▸ Exercise task
Output each line exactly as it appears, skipping any embedded picture.

▸ Information provided
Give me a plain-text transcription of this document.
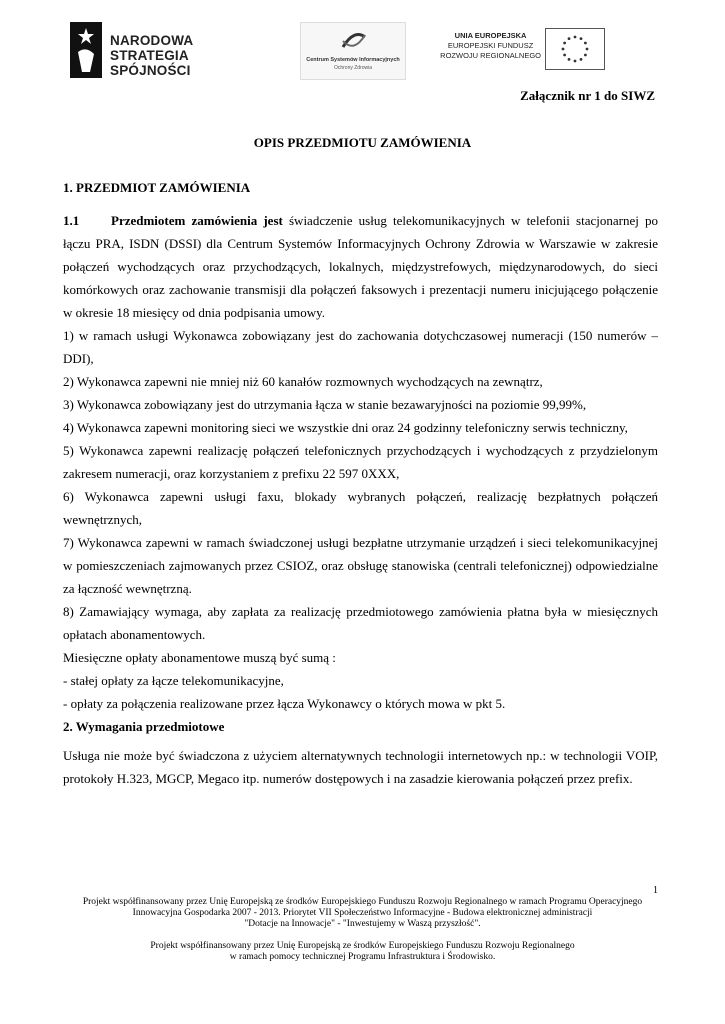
NARODOWA
STRATEGIA SPÓJNOŚCI
Centrum Systemów Informacyjnych
Ochrony Zdrowia
UNIA EUROPEJSKA
EUROPEJSKI FUNDUSZ
ROZWOJU REGIONALNEGO
Załącznik nr 1 do SIWZ
OPIS PRZEDMIOTU ZAMÓWIENIA
1. PRZEDMIOT ZAMÓWIENIA

1.1 Przedmiotem zamówienia jest świadczenie usług telekomunikacyjnych w telefonii stacjonarnej po łączu PRA, ISDN (DSSI) dla Centrum Systemów Informacyjnych Ochrony Zdrowia w Warszawie w zakresie połączeń wychodzących oraz przychodzących, lokalnych, międzystrefowych, międzynarodowych, do sieci komórkowych oraz zachowanie transmisji dla połączeń faksowych i prezentacji numeru inicjującego połączenie w okresie 18 miesięcy od dnia podpisania umowy.

1) w ramach usługi Wykonawca zobowiązany jest do zachowania dotychczasowej numeracji (150 numerów –DDI),

2) Wykonawca zapewni nie mniej niż 60 kanałów rozmownych wychodzących na zewnątrz,

3) Wykonawca zobowiązany jest do utrzymania łącza w stanie bezawaryjności na poziomie 99,99%,

4) Wykonawca zapewni monitoring sieci we wszystkie dni oraz 24 godzinny telefoniczny serwis techniczny,

5) Wykonawca zapewni realizację połączeń telefonicznych przychodzących i wychodzących z przydzielonym zakresem numeracji, oraz korzystaniem z prefixu 22 597 0XXX,

6) Wykonawca zapewni usługi faxu, blokady wybranych połączeń, realizację bezpłatnych połączeń wewnętrznych,

7) Wykonawca zapewni w ramach świadczonej usługi bezpłatne utrzymanie urządzeń i sieci telekomunikacyjnej w pomieszczeniach zajmowanych przez CSIOZ, oraz obsługę stanowiska (centrali telefonicznej) odpowiedzialne za łączność wewnętrzną.

8) Zamawiający wymaga, aby zapłata za realizację przedmiotowego zamówienia płatna była w miesięcznych opłatach abonamentowych.

Miesięczne opłaty abonamentowe muszą być sumą :

- stałej opłaty za łącze telekomunikacyjne,

- opłaty za połączenia realizowane przez łącza Wykonawcy o których mowa w pkt 5.

2. Wymagania przedmiotowe

Usługa nie może być świadczona z użyciem alternatywnych technologii internetowych np.: w technologii VOIP, protokoły H.323, MGCP, Megaco itp. numerów dostępowych i na zasadzie kierowania połączeń przez prefix.

1
Projekt współfinansowany przez Unię Europejską ze środków Europejskiego Funduszu Rozwoju Regionalnego w ramach Programu Operacyjnego
Innowacyjna Gospodarka 2007 - 2013. Priorytet VII Społeczeństwo Informacyjne - Budowa elektronicznej administracji
"Dotacje na Innowacje" - "Inwestujemy w Waszą przyszłość".
Projekt współfinansowany przez Unię Europejską ze środków Europejskiego Funduszu Rozwoju Regionalnego
w ramach pomocy technicznej Programu Infrastruktura i Środowisko.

▸ Written response
Give me a plain-text transcription of this document.
NARODOWA
STRATEGIA SPÓJNOŚCI
Centrum Systemów Informacyjnych
Ochrony Zdrowia
UNIA EUROPEJSKA
EUROPEJSKI FUNDUSZ
ROZWOJU REGIONALNEGO
Załącznik nr 1 do SIWZ
OPIS PRZEDMIOTU ZAMÓWIENIA
1. PRZEDMIOT ZAMÓWIENIA

1.1 Przedmiotem zamówienia jest świadczenie usług telekomunikacyjnych w telefonii stacjonarnej po łączu PRA, ISDN (DSSI) dla Centrum Systemów Informacyjnych Ochrony Zdrowia w Warszawie w zakresie połączeń wychodzących oraz przychodzących, lokalnych, międzystrefowych, międzynarodowych, do sieci komórkowych oraz zachowanie transmisji dla połączeń faksowych i prezentacji numeru inicjującego połączenie w okresie 18 miesięcy od dnia podpisania umowy.

1) w ramach usługi Wykonawca zobowiązany jest do zachowania dotychczasowej numeracji (150 numerów –DDI),

2) Wykonawca zapewni nie mniej niż 60 kanałów rozmownych wychodzących na zewnątrz,

3) Wykonawca zobowiązany jest do utrzymania łącza w stanie bezawaryjności na poziomie 99,99%,

4) Wykonawca zapewni monitoring sieci we wszystkie dni oraz 24 godzinny telefoniczny serwis techniczny,

5) Wykonawca zapewni realizację połączeń telefonicznych przychodzących i wychodzących z przydzielonym zakresem numeracji, oraz korzystaniem z prefixu 22 597 0XXX,

6) Wykonawca zapewni usługi faxu, blokady wybranych połączeń, realizację bezpłatnych połączeń wewnętrznych,

7) Wykonawca zapewni w ramach świadczonej usługi bezpłatne utrzymanie urządzeń i sieci telekomunikacyjnej w pomieszczeniach zajmowanych przez CSIOZ, oraz obsługę stanowiska (centrali telefonicznej) odpowiedzialne za łączność wewnętrzną.

8) Zamawiający wymaga, aby zapłata za realizację przedmiotowego zamówienia płatna była w miesięcznych opłatach abonamentowych.

Miesięczne opłaty abonamentowe muszą być sumą :

- stałej opłaty za łącze telekomunikacyjne,

- opłaty za połączenia realizowane przez łącza Wykonawcy o których mowa w pkt 5.

2. Wymagania przedmiotowe

Usługa nie może być świadczona z użyciem alternatywnych technologii internetowych np.: w technologii VOIP, protokoły H.323, MGCP, Megaco itp. numerów dostępowych i na zasadzie kierowania połączeń przez prefix.

1
Projekt współfinansowany przez Unię Europejską ze środków Europejskiego Funduszu Rozwoju Regionalnego w ramach Programu Operacyjnego
Innowacyjna Gospodarka 2007 - 2013. Priorytet VII Społeczeństwo Informacyjne - Budowa elektronicznej administracji
"Dotacje na Innowacje" - "Inwestujemy w Waszą przyszłość".
Projekt współfinansowany przez Unię Europejską ze środków Europejskiego Funduszu Rozwoju Regionalnego
w ramach pomocy technicznej Programu Infrastruktura i Środowisko.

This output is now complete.